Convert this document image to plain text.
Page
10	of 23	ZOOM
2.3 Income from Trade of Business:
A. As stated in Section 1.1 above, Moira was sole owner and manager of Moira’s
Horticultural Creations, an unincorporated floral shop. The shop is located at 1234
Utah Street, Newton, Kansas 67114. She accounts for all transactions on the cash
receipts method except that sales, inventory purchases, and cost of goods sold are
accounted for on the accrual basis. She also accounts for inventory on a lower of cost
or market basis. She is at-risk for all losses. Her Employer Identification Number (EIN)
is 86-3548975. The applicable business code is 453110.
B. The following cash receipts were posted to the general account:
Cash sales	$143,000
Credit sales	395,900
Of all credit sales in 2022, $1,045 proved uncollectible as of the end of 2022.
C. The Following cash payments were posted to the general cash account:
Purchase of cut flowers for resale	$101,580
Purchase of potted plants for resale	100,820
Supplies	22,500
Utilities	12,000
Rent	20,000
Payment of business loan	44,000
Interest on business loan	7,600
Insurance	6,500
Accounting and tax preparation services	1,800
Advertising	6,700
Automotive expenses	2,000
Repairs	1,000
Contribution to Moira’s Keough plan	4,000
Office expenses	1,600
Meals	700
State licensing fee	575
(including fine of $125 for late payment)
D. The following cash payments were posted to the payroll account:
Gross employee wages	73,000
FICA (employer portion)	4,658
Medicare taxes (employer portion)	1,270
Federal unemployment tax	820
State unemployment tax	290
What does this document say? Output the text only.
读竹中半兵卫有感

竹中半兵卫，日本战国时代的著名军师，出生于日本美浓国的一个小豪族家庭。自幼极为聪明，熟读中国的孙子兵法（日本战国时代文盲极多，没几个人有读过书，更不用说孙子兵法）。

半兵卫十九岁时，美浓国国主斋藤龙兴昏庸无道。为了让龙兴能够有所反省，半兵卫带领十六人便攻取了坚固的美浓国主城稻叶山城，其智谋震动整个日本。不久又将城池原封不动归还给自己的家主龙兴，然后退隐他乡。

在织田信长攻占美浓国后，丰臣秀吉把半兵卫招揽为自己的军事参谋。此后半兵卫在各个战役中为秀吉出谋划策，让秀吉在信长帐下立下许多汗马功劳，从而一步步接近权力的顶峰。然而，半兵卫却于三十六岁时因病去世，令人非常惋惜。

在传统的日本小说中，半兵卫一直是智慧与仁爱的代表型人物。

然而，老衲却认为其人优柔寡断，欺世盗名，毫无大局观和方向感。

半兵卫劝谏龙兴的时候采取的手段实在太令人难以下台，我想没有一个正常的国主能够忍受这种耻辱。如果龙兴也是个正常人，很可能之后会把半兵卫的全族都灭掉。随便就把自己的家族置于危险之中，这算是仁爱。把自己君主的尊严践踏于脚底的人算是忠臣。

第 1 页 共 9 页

▶ **SET TASK**
Repeat the material word for word, in full.

▶ **COMPLETED EXERCISE**
Convert this document image to plain text.
Page
10	of 23	ZOOM
2.3 Income from Trade of Business:
A. As stated in Section 1.1 above, Moira was sole owner and manager of Moira’s
Horticultural Creations, an unincorporated floral shop. The shop is located at 1234
Utah Street, Newton, Kansas 67114. She accounts for all transactions on the cash
receipts method except that sales, inventory purchases, and cost of goods sold are
accounted for on the accrual basis. She also accounts for inventory on a lower of cost
or market basis. She is at-risk for all losses. Her Employer Identification Number (EIN)
is 86-3548975. The applicable business code is 453110.
B. The following cash receipts were posted to the general account:
Cash sales	$143,000
Credit sales	395,900
Of all credit sales in 2022, $1,045 proved uncollectible as of the end of 2022.
C. The Following cash payments were posted to the general cash account:
Purchase of cut flowers for resale	$101,580
Purchase of potted plants for resale	100,820
Supplies	22,500
Utilities	12,000
Rent	20,000
Payment of business loan	44,000
Interest on business loan	7,600
Insurance	6,500
Accounting and tax preparation services	1,800
Advertising	6,700
Automotive expenses	2,000
Repairs	1,000
Contribution to Moira’s Keough plan	4,000
Office expenses	1,600
Meals	700
State licensing fee	575
(including fine of $125 for late payment)
D. The following cash payments were posted to the payroll account:
Gross employee wages	73,000
FICA (employer portion)	4,658
Medicare taxes (employer portion)	1,270
Federal unemployment tax	820
State unemployment tax	290
What does this document say? Output the text only.
读竹中半兵卫有感

竹中半兵卫，日本战国时代的著名军师，出生于日本美浓国的一个小豪族家庭。自幼极为聪明，熟读中国的孙子兵法（日本战国时代文盲极多，没几个人有读过书，更不用说孙子兵法）。

半兵卫十九岁时，美浓国国主斋藤龙兴昏庸无道。为了让龙兴能够有所反省，半兵卫带领十六人便攻取了坚固的美浓国主城稻叶山城，其智谋震动整个日本。不久又将城池原封不动归还给自己的家主龙兴，然后退隐他乡。

在织田信长攻占美浓国后，丰臣秀吉把半兵卫招揽为自己的军事参谋。此后半兵卫在各个战役中为秀吉出谋划策，让秀吉在信长帐下立下许多汗马功劳，从而一步步接近权力的顶峰。然而，半兵卫却于三十六岁时因病去世，令人非常惋惜。

在传统的日本小说中，半兵卫一直是智慧与仁爱的代表型人物。

然而，老衲却认为其人优柔寡断，欺世盗名，毫无大局观和方向感。

半兵卫劝谏龙兴的时候采取的手段实在太令人难以下台，我想没有一个正常的国主能够忍受这种耻辱。如果龙兴也是个正常人，很可能之后会把半兵卫的全族都灭掉。随便就把自己的家族置于危险之中，这算是仁爱。把自己君主的尊严践踏于脚底的人算是忠臣。

第 1 页 共 9 页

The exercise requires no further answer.